* EXTRACTED RECORDS
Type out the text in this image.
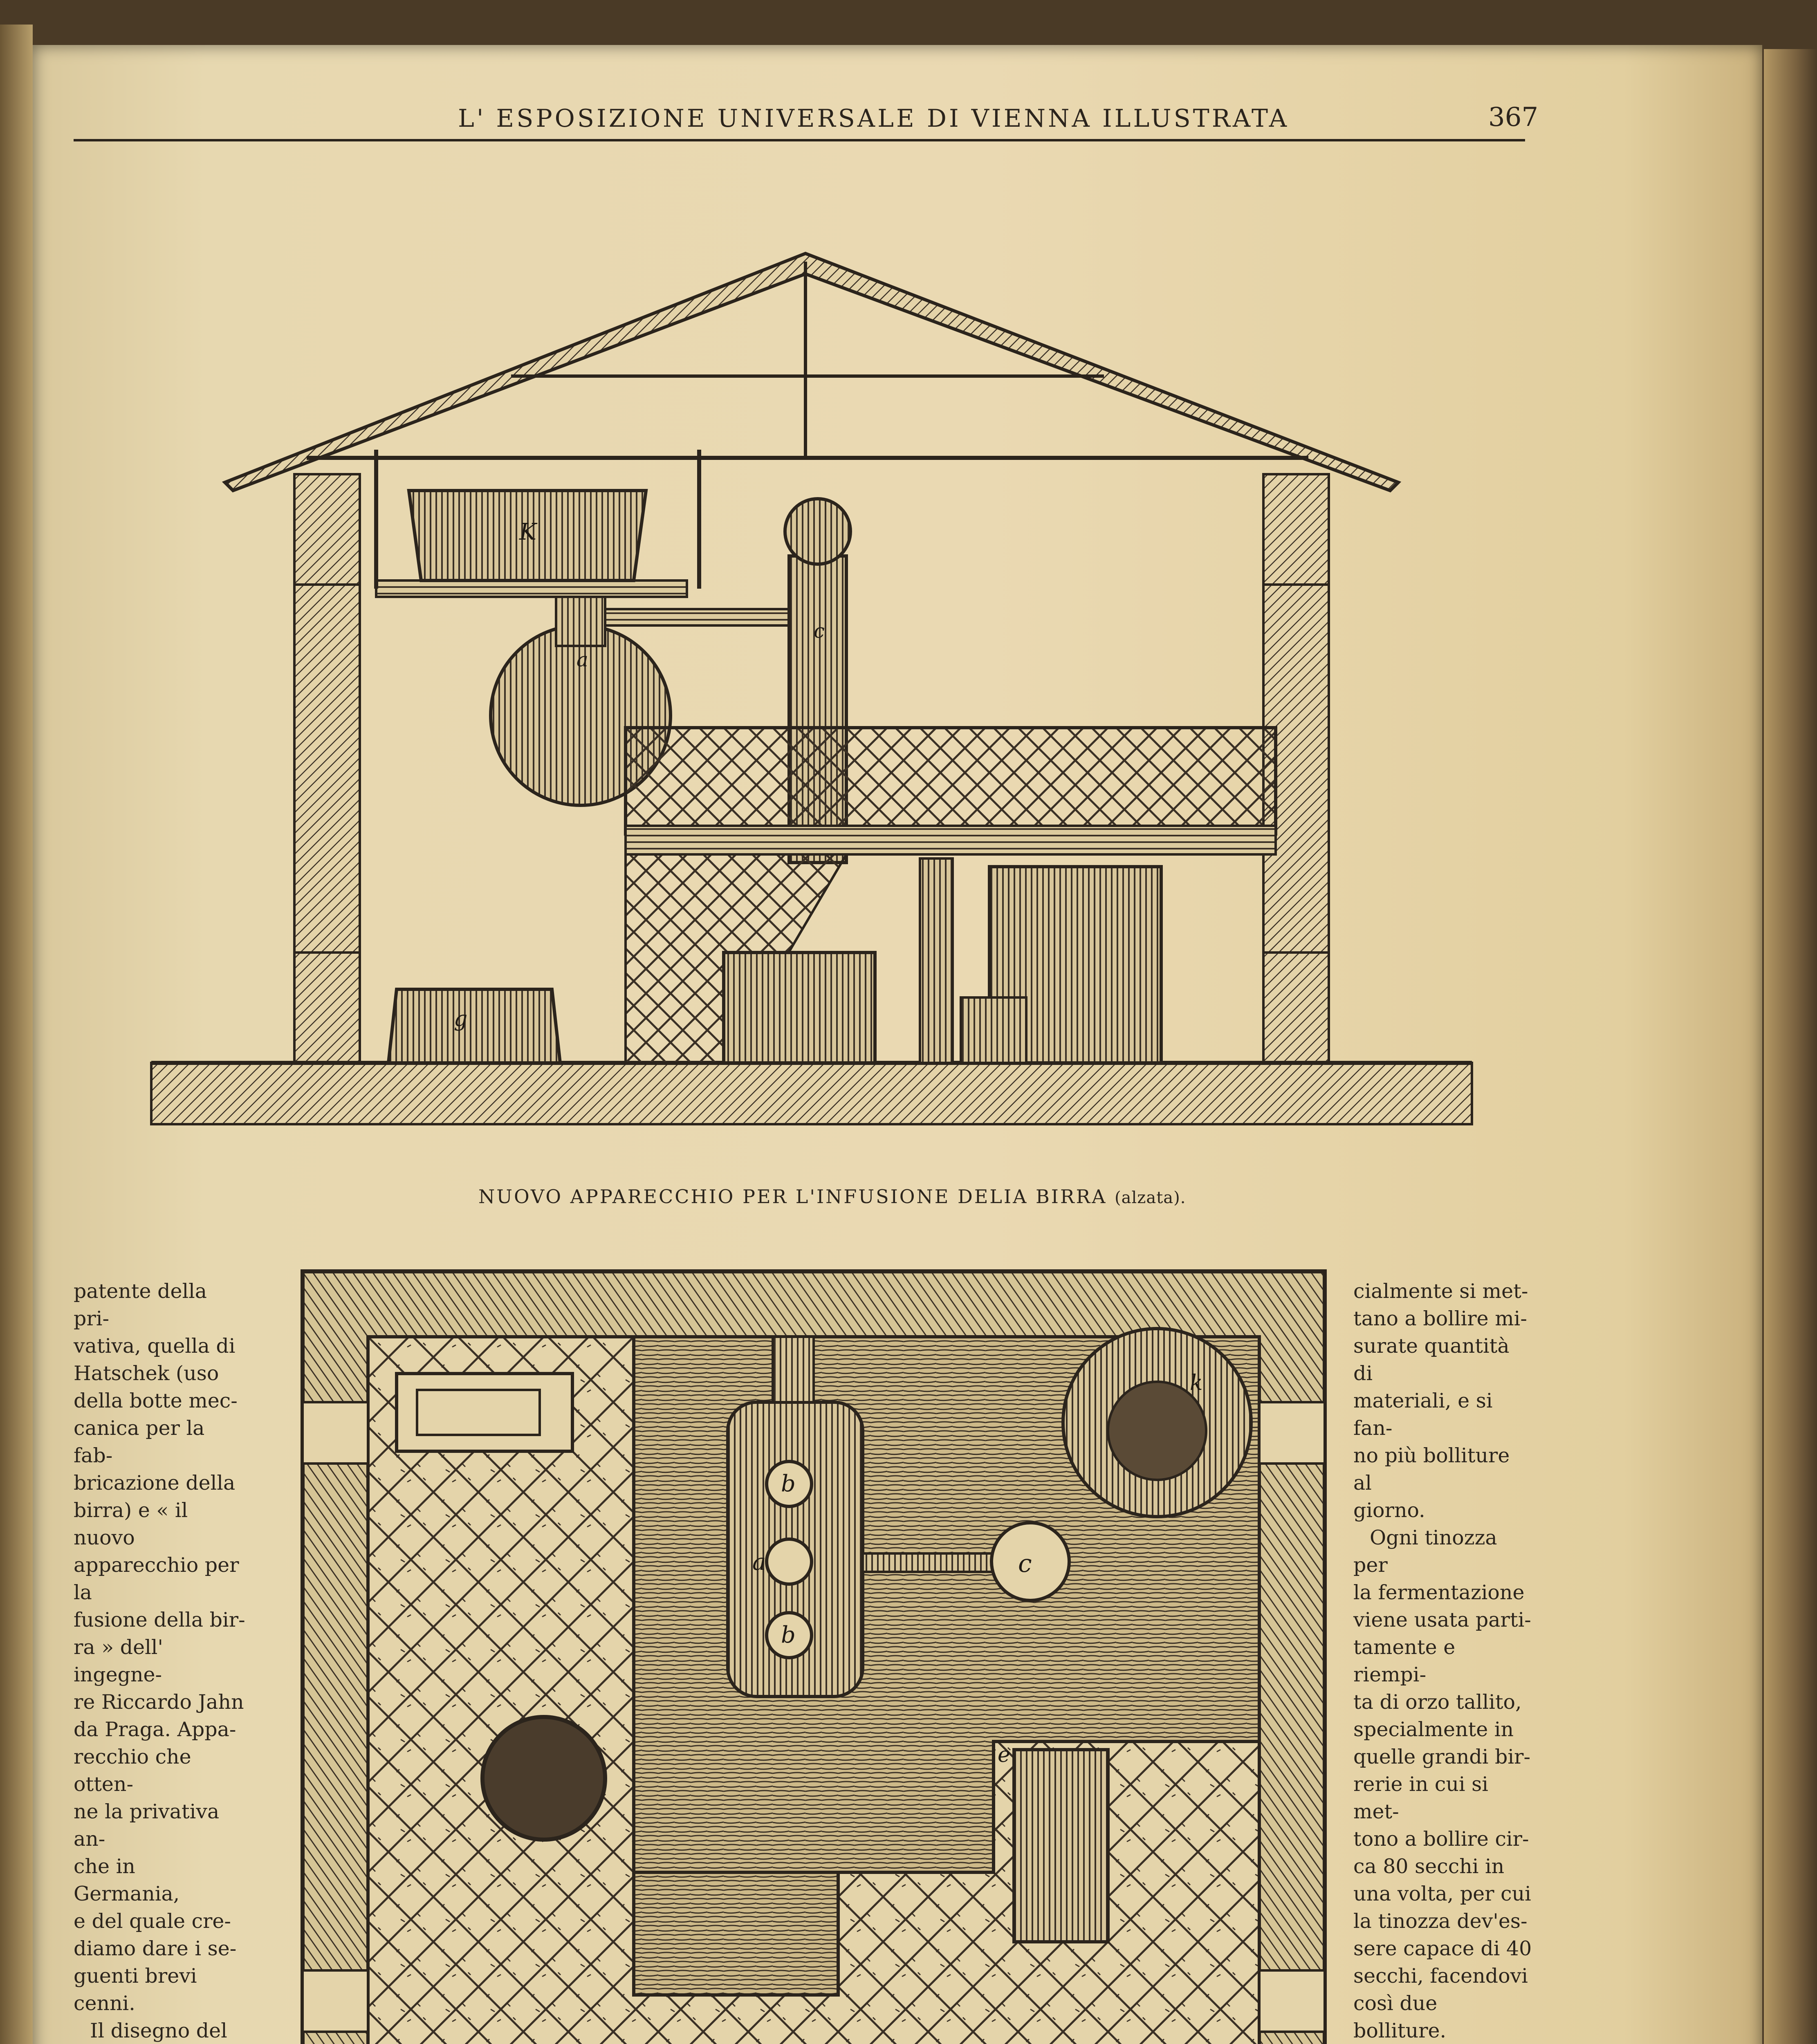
L' ESPOSIZIONE UNIVERSALE DI VIENNA ILLUSTRATA	367
K
a
c
g
NUOVO APPARECCHIO PER L'INFUSIONE DELIA BIRRA (alzata).

patente della pri-

vativa, quella di

Hatschek (uso

della botte mec-

canica per la fab-

bricazione della

birra) e « il nuovo

apparecchio per la

fusione della bir-

ra » dell' ingegne-

re Riccardo Jahn

da Praga. Appa-

recchio che otten-

ne la privativa an-

che in Germania,

e del quale cre-

diamo dare i se-

guenti brevi cenni.

Il disegno del

b
a
b
c
k
e

cialmente si met-

tano a bollire mi-

surate quantità di

materiali, e si fan-

no più bolliture al

giorno.

Ogni tinozza per

la fermentazione

viene usata parti-

tamente e riempi-

ta di orzo tallito,

specialmente in

quelle grandi bir-

rerie in cui si met-

tono a bollire cir-

ca 80 secchi in

una volta, per cui

la tinozza dev'es-

sere capace di 40

secchi, facendovi

così due bolliture.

* STATED EXERCISE
Using the records above, gather all lines where the string "della" is present.

* WRITTEN SOLUTION
patente della pri-
della botte mec-
bricazione della
fusione della bir-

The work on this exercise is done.